The records:
* * *

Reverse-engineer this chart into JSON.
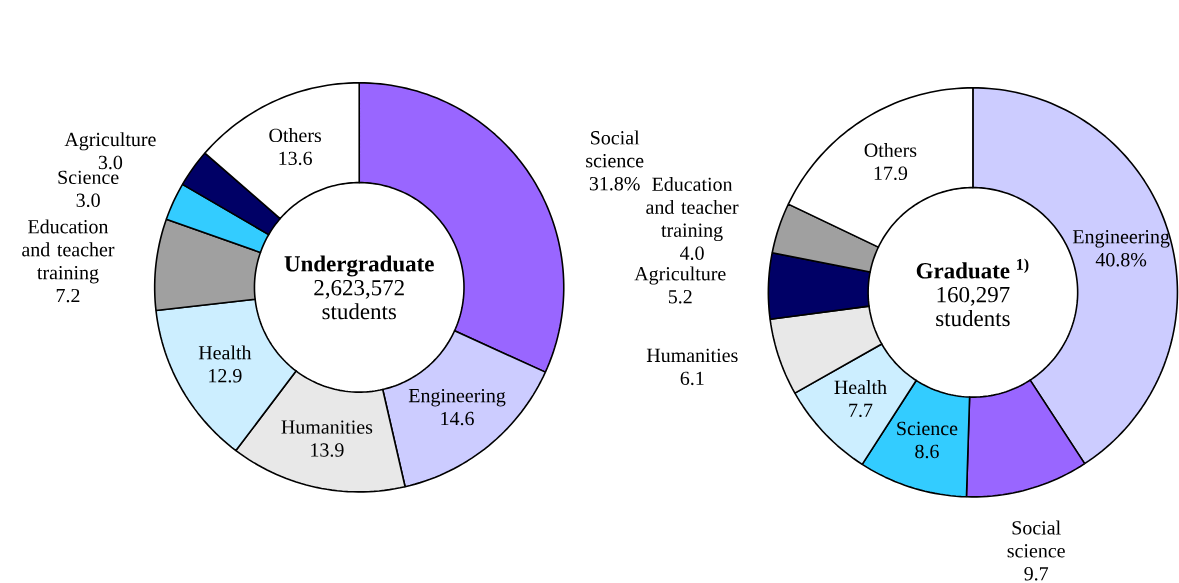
{
  "chart_data": [
    {
      "type": "donut",
      "title": "Undergraduate",
      "annotations": [
        "2,623,572",
        "students"
      ],
      "categories": [
        "Social science",
        "Engineering",
        "Humanities",
        "Health",
        "Education and teacher training",
        "Science",
        "Agriculture",
        "Others"
      ],
      "values": [
        31.8,
        14.6,
        13.9,
        12.9,
        7.2,
        3.0,
        3.0,
        13.6
      ],
      "value_labels": [
        "31.8%",
        "14.6",
        "13.9",
        "12.9",
        "7.2",
        "3.0",
        "3.0",
        "13.6"
      ],
      "colors": [
        "#9966ff",
        "#ccccff",
        "#e8e8e8",
        "#cceeff",
        "#a0a0a0",
        "#33ccff",
        "#000066",
        "#ffffff"
      ]
    },
    {
      "type": "donut",
      "title": "Graduate $^{1)}$",
      "annotations": [
        "160,297",
        "students"
      ],
      "categories": [
        "Engineering",
        "Social science",
        "Science",
        "Health",
        "Humanities",
        "Agriculture",
        "Education and teacher training",
        "Others"
      ],
      "values": [
        40.8,
        9.7,
        8.6,
        7.7,
        6.1,
        5.2,
        4.0,
        17.9
      ],
      "value_labels": [
        "40.8%",
        "9.7",
        "8.6",
        "7.7",
        "6.1",
        "5.2",
        "4.0",
        "17.9"
      ],
      "colors": [
        "#ccccff",
        "#9966ff",
        "#33ccff",
        "#cceeff",
        "#e8e8e8",
        "#000066",
        "#a0a0a0",
        "#ffffff"
      ]
    }
  ]
}
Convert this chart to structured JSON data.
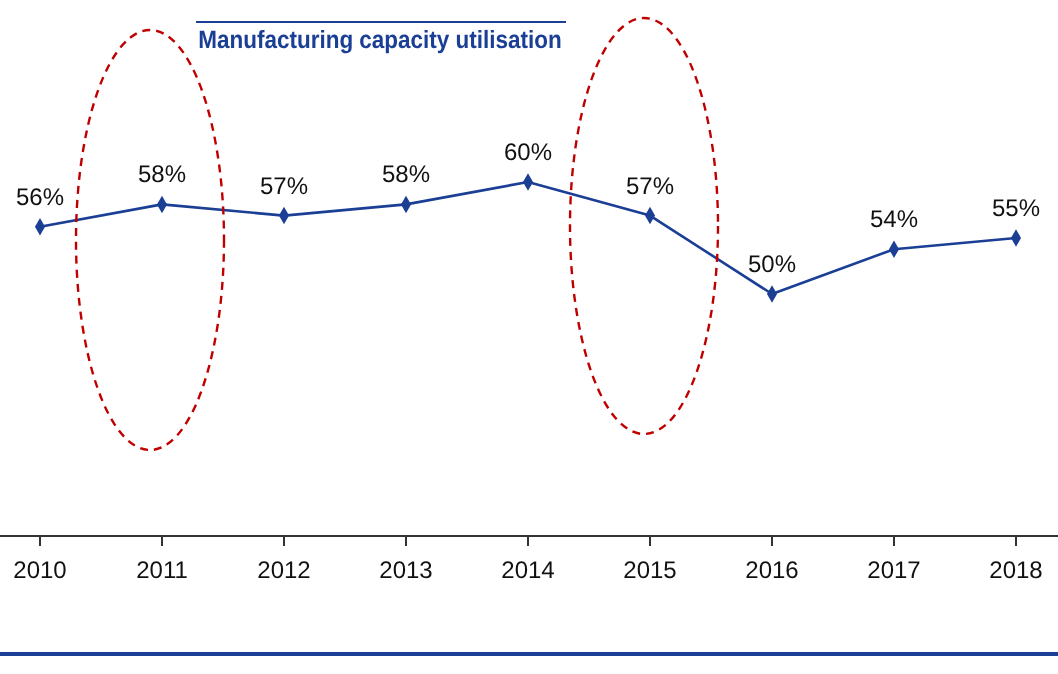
{
  "chart_data": {
    "type": "line",
    "title": "Manufacturing capacity utilisation",
    "categories": [
      "2010",
      "2011",
      "2012",
      "2013",
      "2014",
      "2015",
      "2016",
      "2017",
      "2018"
    ],
    "values": [
      56,
      58,
      57,
      58,
      60,
      57,
      50,
      54,
      55
    ],
    "value_labels": [
      "56%",
      "58%",
      "57%",
      "58%",
      "60%",
      "57%",
      "50%",
      "54%",
      "55%"
    ],
    "color": "#1a3f95",
    "marker": "diamond",
    "line_style": "solid"
  }
}
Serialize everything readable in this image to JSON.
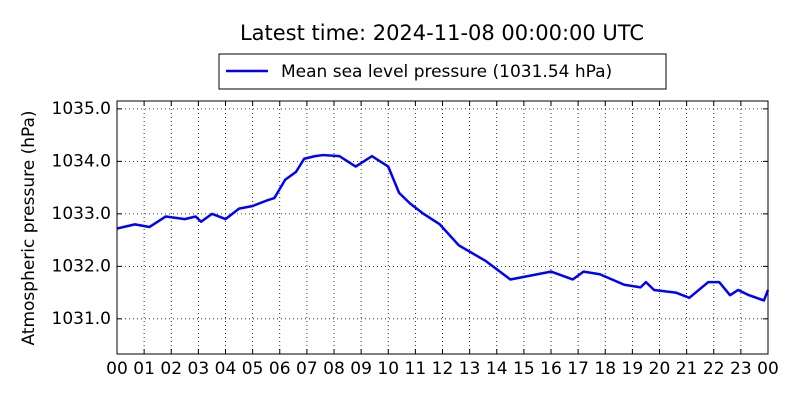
{
  "chart_data": {
    "type": "line",
    "title": "Latest time: 2024-11-08 00:00:00 UTC",
    "ylabel": "Atmospheric pressure (hPa)",
    "legend": "top",
    "grid": true,
    "series": [
      {
        "name": "Mean sea level pressure (1031.54 hPa)",
        "color": "#0000ff",
        "x": [
          0,
          0.66,
          1.2,
          1.8,
          2.5,
          2.9,
          3.1,
          3.5,
          4,
          4.5,
          5,
          5.5,
          5.8,
          6.2,
          6.6,
          6.9,
          7.3,
          7.6,
          8.2,
          8.8,
          9.4,
          10,
          10.4,
          10.8,
          11.3,
          11.9,
          12.6,
          13.6,
          14.5,
          16,
          16.8,
          17.2,
          17.8,
          18.7,
          19.3,
          19.5,
          19.8,
          20.6,
          21.1,
          21.8,
          22.2,
          22.6,
          22.9,
          23.3,
          23.85,
          24
        ],
        "values": [
          1032.72,
          1032.8,
          1032.75,
          1032.95,
          1032.9,
          1032.95,
          1032.85,
          1033.0,
          1032.9,
          1033.1,
          1033.15,
          1033.25,
          1033.3,
          1033.65,
          1033.8,
          1034.05,
          1034.1,
          1034.12,
          1034.1,
          1033.9,
          1034.1,
          1033.9,
          1033.4,
          1033.2,
          1033.0,
          1032.8,
          1032.4,
          1032.1,
          1031.75,
          1031.9,
          1031.75,
          1031.9,
          1031.85,
          1031.65,
          1031.6,
          1031.7,
          1031.55,
          1031.5,
          1031.4,
          1031.7,
          1031.7,
          1031.45,
          1031.55,
          1031.45,
          1031.35,
          1031.55
        ]
      }
    ],
    "xlim": [
      0,
      24
    ],
    "xticks": [
      {
        "value": 0,
        "label": "00"
      },
      {
        "value": 1,
        "label": "01"
      },
      {
        "value": 2,
        "label": "02"
      },
      {
        "value": 3,
        "label": "03"
      },
      {
        "value": 4,
        "label": "04"
      },
      {
        "value": 5,
        "label": "05"
      },
      {
        "value": 6,
        "label": "06"
      },
      {
        "value": 7,
        "label": "07"
      },
      {
        "value": 8,
        "label": "08"
      },
      {
        "value": 9,
        "label": "09"
      },
      {
        "value": 10,
        "label": "10"
      },
      {
        "value": 11,
        "label": "11"
      },
      {
        "value": 12,
        "label": "12"
      },
      {
        "value": 13,
        "label": "13"
      },
      {
        "value": 14,
        "label": "14"
      },
      {
        "value": 15,
        "label": "15"
      },
      {
        "value": 16,
        "label": "16"
      },
      {
        "value": 17,
        "label": "17"
      },
      {
        "value": 18,
        "label": "18"
      },
      {
        "value": 19,
        "label": "19"
      },
      {
        "value": 20,
        "label": "20"
      },
      {
        "value": 21,
        "label": "21"
      },
      {
        "value": 22,
        "label": "22"
      },
      {
        "value": 23,
        "label": "23"
      },
      {
        "value": 24,
        "label": "00"
      }
    ],
    "ylim": [
      1030.33,
      1035.15
    ],
    "yticks": [
      {
        "value": 1031,
        "label": "1031.0"
      },
      {
        "value": 1032,
        "label": "1032.0"
      },
      {
        "value": 1033,
        "label": "1033.0"
      },
      {
        "value": 1034,
        "label": "1034.0"
      },
      {
        "value": 1035,
        "label": "1035.0"
      }
    ]
  }
}
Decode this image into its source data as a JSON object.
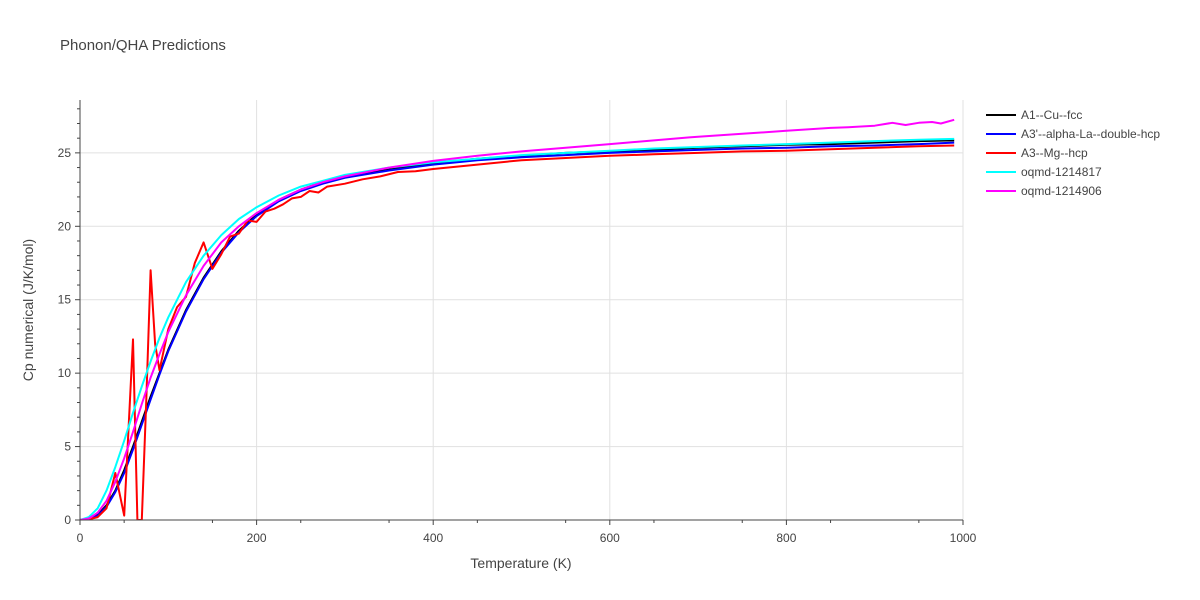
{
  "chart_data": {
    "type": "line",
    "title": "Phonon/QHA Predictions",
    "xlabel": "Temperature (K)",
    "ylabel": "Cp numerical (J/K/mol)",
    "xlim": [
      0,
      1000
    ],
    "ylim": [
      0,
      28.6
    ],
    "xticks": [
      0,
      200,
      400,
      600,
      800,
      1000
    ],
    "yticks": [
      0,
      5,
      10,
      15,
      20,
      25
    ],
    "grid": true,
    "legend_position": "right",
    "series": [
      {
        "name": "A1--Cu--fcc",
        "color": "#000000",
        "x": [
          0,
          10,
          20,
          30,
          40,
          50,
          60,
          70,
          80,
          90,
          100,
          120,
          140,
          160,
          180,
          200,
          225,
          250,
          275,
          300,
          350,
          400,
          450,
          500,
          550,
          600,
          650,
          700,
          750,
          800,
          850,
          900,
          950,
          990
        ],
        "y": [
          0,
          0.05,
          0.35,
          1.0,
          2.0,
          3.4,
          5.0,
          6.7,
          8.4,
          10.0,
          11.6,
          14.3,
          16.5,
          18.3,
          19.7,
          20.8,
          21.8,
          22.5,
          23.0,
          23.4,
          23.9,
          24.3,
          24.6,
          24.8,
          25.0,
          25.1,
          25.2,
          25.35,
          25.45,
          25.55,
          25.6,
          25.7,
          25.8,
          25.85
        ]
      },
      {
        "name": "A3'--alpha-La--double-hcp",
        "color": "#0000ff",
        "x": [
          0,
          10,
          20,
          30,
          40,
          50,
          60,
          70,
          80,
          90,
          100,
          120,
          140,
          160,
          180,
          200,
          225,
          250,
          275,
          300,
          350,
          400,
          450,
          500,
          550,
          600,
          650,
          700,
          750,
          800,
          850,
          900,
          950,
          990
        ],
        "y": [
          0,
          0.05,
          0.3,
          0.9,
          1.9,
          3.2,
          4.8,
          6.5,
          8.2,
          9.9,
          11.5,
          14.2,
          16.4,
          18.2,
          19.6,
          20.7,
          21.7,
          22.4,
          22.9,
          23.3,
          23.8,
          24.2,
          24.5,
          24.7,
          24.85,
          25.0,
          25.1,
          25.2,
          25.3,
          25.35,
          25.45,
          25.5,
          25.6,
          25.7
        ]
      },
      {
        "name": "A3--Mg--hcp",
        "color": "#ff0000",
        "x": [
          0,
          10,
          20,
          30,
          40,
          50,
          60,
          65,
          70,
          75,
          80,
          85,
          90,
          100,
          110,
          120,
          130,
          140,
          150,
          160,
          170,
          180,
          190,
          200,
          210,
          220,
          230,
          240,
          250,
          260,
          270,
          280,
          300,
          320,
          340,
          360,
          380,
          400,
          450,
          500,
          550,
          600,
          650,
          700,
          750,
          800,
          850,
          900,
          950,
          990
        ],
        "y": [
          0,
          0.05,
          0.2,
          0.8,
          3.2,
          0.3,
          12.3,
          0,
          0,
          8.0,
          17.0,
          12.0,
          10.2,
          13.0,
          14.5,
          15.2,
          17.5,
          18.9,
          17.1,
          18.1,
          19.3,
          19.5,
          20.4,
          20.3,
          21.0,
          21.2,
          21.5,
          21.9,
          22.0,
          22.4,
          22.3,
          22.7,
          22.9,
          23.2,
          23.4,
          23.7,
          23.75,
          23.9,
          24.2,
          24.5,
          24.65,
          24.8,
          24.9,
          25.0,
          25.1,
          25.15,
          25.25,
          25.35,
          25.45,
          25.5
        ]
      },
      {
        "name": "oqmd-1214817",
        "color": "#00ffff",
        "x": [
          0,
          10,
          20,
          30,
          40,
          50,
          60,
          70,
          80,
          90,
          100,
          120,
          140,
          160,
          180,
          200,
          225,
          250,
          275,
          300,
          350,
          400,
          450,
          500,
          550,
          600,
          650,
          700,
          750,
          800,
          850,
          900,
          950,
          990
        ],
        "y": [
          0,
          0.2,
          0.8,
          2.0,
          3.6,
          5.4,
          7.3,
          9.1,
          10.8,
          12.4,
          13.8,
          16.2,
          18.0,
          19.4,
          20.5,
          21.3,
          22.1,
          22.7,
          23.1,
          23.5,
          24.0,
          24.35,
          24.6,
          24.85,
          25.0,
          25.15,
          25.3,
          25.4,
          25.5,
          25.6,
          25.7,
          25.8,
          25.9,
          25.95
        ]
      },
      {
        "name": "oqmd-1214906",
        "color": "#ff00ff",
        "x": [
          0,
          10,
          20,
          30,
          40,
          50,
          60,
          70,
          80,
          90,
          100,
          120,
          140,
          160,
          180,
          200,
          225,
          250,
          275,
          300,
          350,
          400,
          450,
          500,
          550,
          600,
          650,
          690,
          700,
          750,
          800,
          850,
          870,
          900,
          920,
          935,
          950,
          965,
          975,
          990
        ],
        "y": [
          0,
          0.1,
          0.5,
          1.3,
          2.6,
          4.2,
          6.0,
          7.9,
          9.7,
          11.3,
          12.8,
          15.3,
          17.3,
          18.9,
          20.0,
          20.9,
          21.8,
          22.5,
          23.0,
          23.4,
          24.0,
          24.45,
          24.8,
          25.1,
          25.35,
          25.6,
          25.85,
          26.05,
          26.1,
          26.3,
          26.5,
          26.7,
          26.75,
          26.85,
          27.05,
          26.9,
          27.05,
          27.1,
          27.0,
          27.25
        ]
      }
    ]
  }
}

* * *

The problem: Only a number is wanted here: how many lines in the data above include the string "oqmd"?

Answer for the task: 2